What is asked
Copy the data below exactly, omitting any picture it contains.

Dataset rows
—————
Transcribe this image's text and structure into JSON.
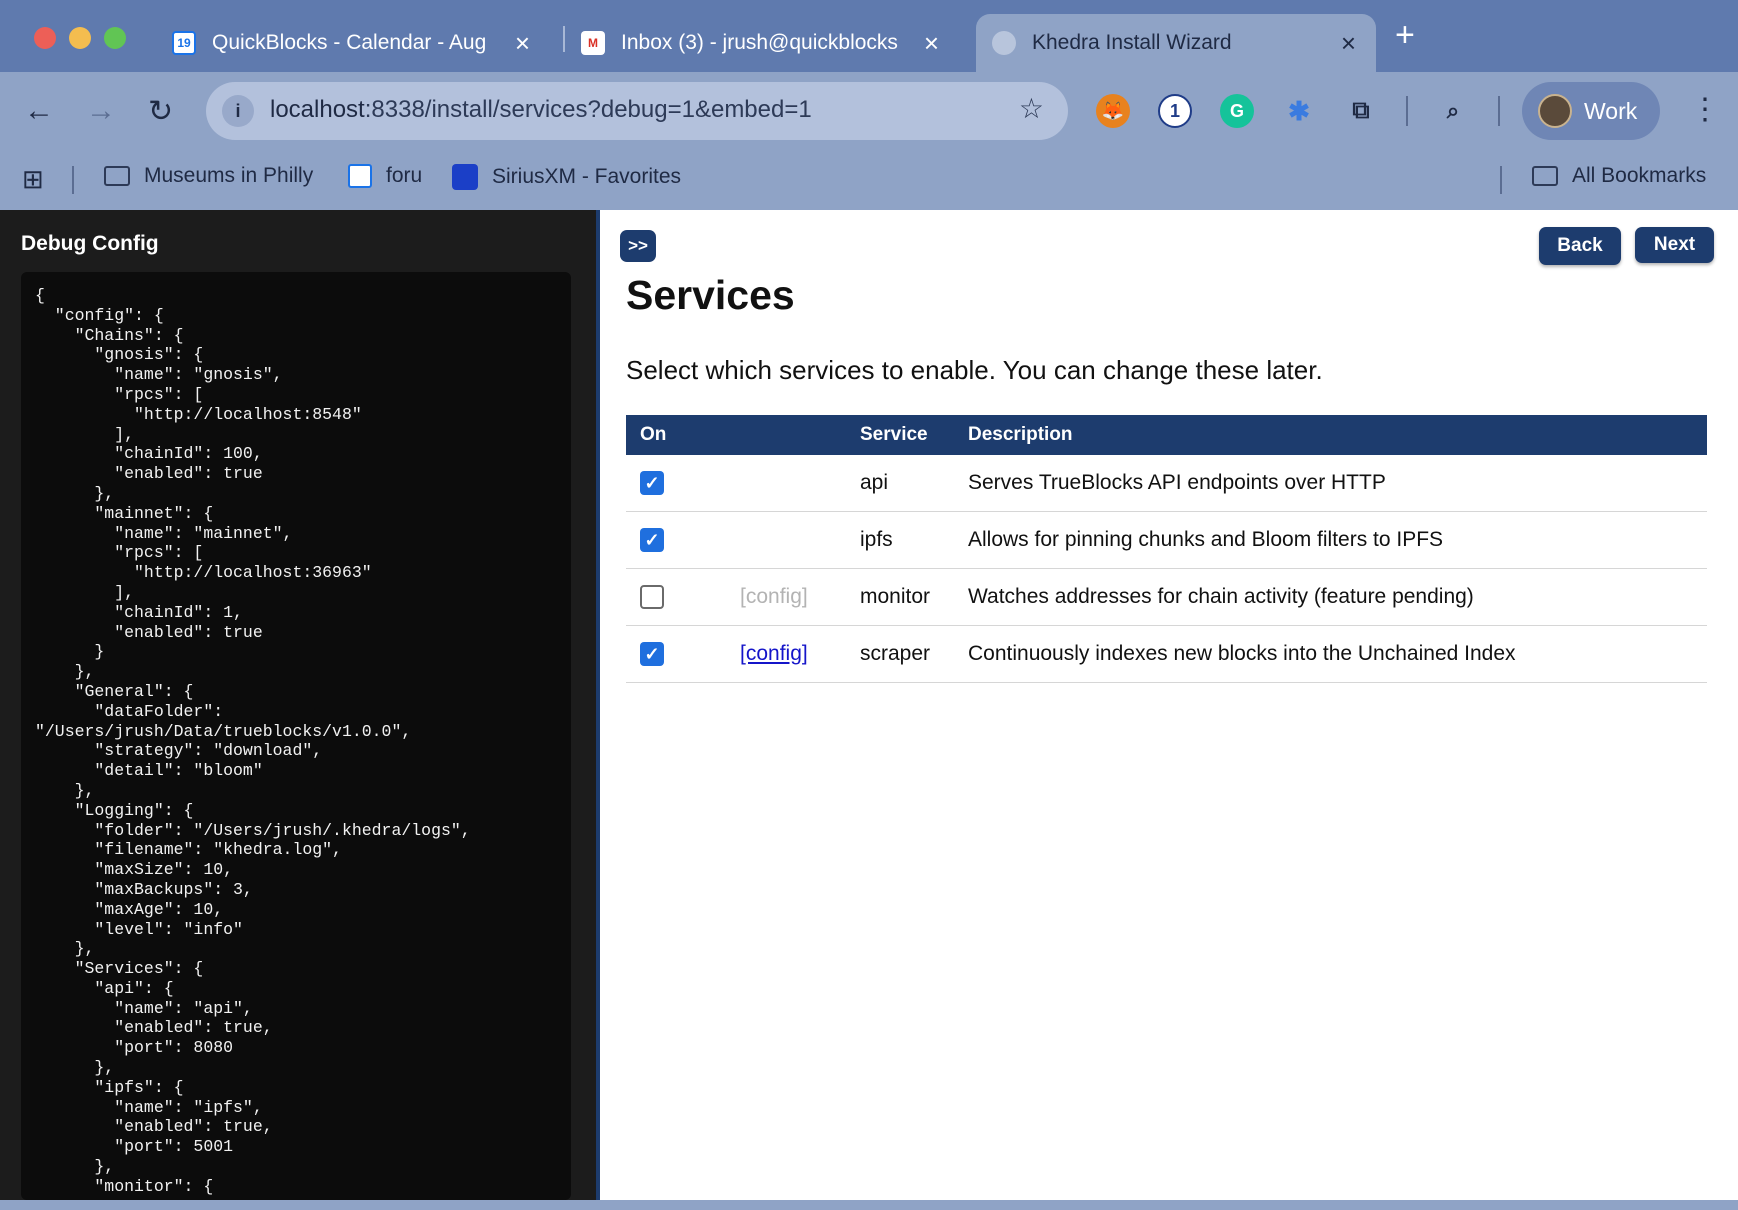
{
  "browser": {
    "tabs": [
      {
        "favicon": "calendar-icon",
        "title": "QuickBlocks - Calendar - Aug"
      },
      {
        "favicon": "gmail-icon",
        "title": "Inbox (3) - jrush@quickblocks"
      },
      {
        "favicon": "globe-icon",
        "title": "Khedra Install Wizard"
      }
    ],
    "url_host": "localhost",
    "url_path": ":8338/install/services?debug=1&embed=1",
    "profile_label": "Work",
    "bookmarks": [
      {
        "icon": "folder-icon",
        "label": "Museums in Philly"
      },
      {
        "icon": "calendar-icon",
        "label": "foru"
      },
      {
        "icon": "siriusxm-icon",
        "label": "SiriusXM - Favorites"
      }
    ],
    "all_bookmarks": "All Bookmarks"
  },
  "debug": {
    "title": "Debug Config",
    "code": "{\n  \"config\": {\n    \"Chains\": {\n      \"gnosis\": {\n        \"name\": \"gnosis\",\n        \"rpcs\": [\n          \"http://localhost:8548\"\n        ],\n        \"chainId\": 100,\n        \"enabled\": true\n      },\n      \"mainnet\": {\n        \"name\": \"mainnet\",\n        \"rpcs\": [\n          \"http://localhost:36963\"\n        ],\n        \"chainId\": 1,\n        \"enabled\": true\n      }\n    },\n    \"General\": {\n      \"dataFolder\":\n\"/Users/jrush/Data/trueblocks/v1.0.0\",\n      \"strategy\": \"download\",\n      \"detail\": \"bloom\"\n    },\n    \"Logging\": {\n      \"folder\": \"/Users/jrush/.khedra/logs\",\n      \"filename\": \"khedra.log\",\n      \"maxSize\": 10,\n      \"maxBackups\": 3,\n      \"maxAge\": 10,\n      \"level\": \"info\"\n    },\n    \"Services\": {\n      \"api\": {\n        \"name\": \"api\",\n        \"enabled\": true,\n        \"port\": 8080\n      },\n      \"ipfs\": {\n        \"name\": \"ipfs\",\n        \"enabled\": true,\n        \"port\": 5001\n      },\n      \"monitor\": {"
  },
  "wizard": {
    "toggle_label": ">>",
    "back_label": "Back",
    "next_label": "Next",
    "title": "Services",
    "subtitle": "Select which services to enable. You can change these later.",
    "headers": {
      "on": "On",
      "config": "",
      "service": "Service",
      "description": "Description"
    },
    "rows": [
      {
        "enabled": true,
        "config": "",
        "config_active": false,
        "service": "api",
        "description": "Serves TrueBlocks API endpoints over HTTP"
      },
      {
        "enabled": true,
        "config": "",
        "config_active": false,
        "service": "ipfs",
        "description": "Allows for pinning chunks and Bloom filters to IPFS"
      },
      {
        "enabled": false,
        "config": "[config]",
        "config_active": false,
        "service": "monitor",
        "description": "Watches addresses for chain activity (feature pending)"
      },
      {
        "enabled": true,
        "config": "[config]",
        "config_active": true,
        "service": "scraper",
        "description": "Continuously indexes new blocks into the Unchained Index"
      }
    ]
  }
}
—————
Task response
Transcribe this image's text and structure into JSON.
{
  "browser": {
    "tabs": [
      {
        "favicon": "calendar-icon",
        "title": "QuickBlocks - Calendar - Aug"
      },
      {
        "favicon": "gmail-icon",
        "title": "Inbox (3) - jrush@quickblocks"
      },
      {
        "favicon": "globe-icon",
        "title": "Khedra Install Wizard"
      }
    ],
    "url_host": "localhost",
    "url_path": ":8338/install/services?debug=1&embed=1",
    "profile_label": "Work",
    "bookmarks": [
      {
        "icon": "folder-icon",
        "label": "Museums in Philly"
      },
      {
        "icon": "calendar-icon",
        "label": "foru"
      },
      {
        "icon": "siriusxm-icon",
        "label": "SiriusXM - Favorites"
      }
    ],
    "all_bookmarks": "All Bookmarks"
  },
  "debug": {
    "title": "Debug Config",
    "code": "{\n  \"config\": {\n    \"Chains\": {\n      \"gnosis\": {\n        \"name\": \"gnosis\",\n        \"rpcs\": [\n          \"http://localhost:8548\"\n        ],\n        \"chainId\": 100,\n        \"enabled\": true\n      },\n      \"mainnet\": {\n        \"name\": \"mainnet\",\n        \"rpcs\": [\n          \"http://localhost:36963\"\n        ],\n        \"chainId\": 1,\n        \"enabled\": true\n      }\n    },\n    \"General\": {\n      \"dataFolder\":\n\"/Users/jrush/Data/trueblocks/v1.0.0\",\n      \"strategy\": \"download\",\n      \"detail\": \"bloom\"\n    },\n    \"Logging\": {\n      \"folder\": \"/Users/jrush/.khedra/logs\",\n      \"filename\": \"khedra.log\",\n      \"maxSize\": 10,\n      \"maxBackups\": 3,\n      \"maxAge\": 10,\n      \"level\": \"info\"\n    },\n    \"Services\": {\n      \"api\": {\n        \"name\": \"api\",\n        \"enabled\": true,\n        \"port\": 8080\n      },\n      \"ipfs\": {\n        \"name\": \"ipfs\",\n        \"enabled\": true,\n        \"port\": 5001\n      },\n      \"monitor\": {"
  },
  "wizard": {
    "toggle_label": ">>",
    "back_label": "Back",
    "next_label": "Next",
    "title": "Services",
    "subtitle": "Select which services to enable. You can change these later.",
    "headers": {
      "on": "On",
      "config": "",
      "service": "Service",
      "description": "Description"
    },
    "rows": [
      {
        "enabled": true,
        "config": "",
        "config_active": false,
        "service": "api",
        "description": "Serves TrueBlocks API endpoints over HTTP"
      },
      {
        "enabled": true,
        "config": "",
        "config_active": false,
        "service": "ipfs",
        "description": "Allows for pinning chunks and Bloom filters to IPFS"
      },
      {
        "enabled": false,
        "config": "[config]",
        "config_active": false,
        "service": "monitor",
        "description": "Watches addresses for chain activity (feature pending)"
      },
      {
        "enabled": true,
        "config": "[config]",
        "config_active": true,
        "service": "scraper",
        "description": "Continuously indexes new blocks into the Unchained Index"
      }
    ]
  }
}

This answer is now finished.